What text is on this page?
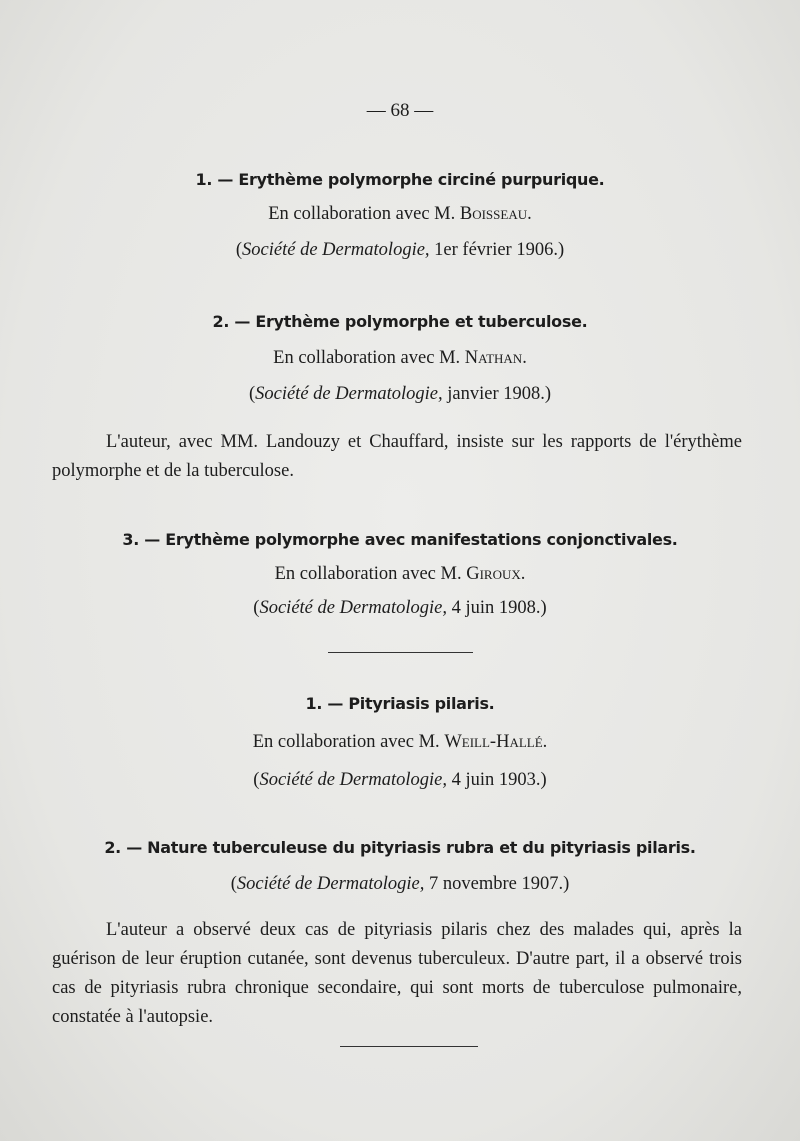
— 68 —
1. — Erythème polymorphe circiné purpurique.
En collaboration avec M. Boisseau.
(Société de Dermatologie, 1er février 1906.)
2. — Erythème polymorphe et tuberculose.
En collaboration avec M. Nathan.
(Société de Dermatologie, janvier 1908.)
L'auteur, avec MM. Landouzy et Chauffard, insiste sur les rapports de l'érythème polymorphe et de la tuberculose.
3. — Erythème polymorphe avec manifestations conjonctivales.
En collaboration avec M. Giroux.
(Société de Dermatologie, 4 juin 1908.)
1. — Pityriasis pilaris.
En collaboration avec M. Weill-Hallé.
(Société de Dermatologie, 4 juin 1903.)
2. — Nature tuberculeuse du pityriasis rubra et du pityriasis pilaris.
(Société de Dermatologie, 7 novembre 1907.)
L'auteur a observé deux cas de pityriasis pilaris chez des malades qui, après la guérison de leur éruption cutanée, sont devenus tuberculeux. D'autre part, il a observé trois cas de pityriasis rubra chronique secondaire, qui sont morts de tuberculose pulmonaire, constatée à l'autopsie.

• _SET PROBLEM_
State how many lines of the listing above include the word "rubra". Give nothing but the number.

• _REPLY TO THE TASK_
2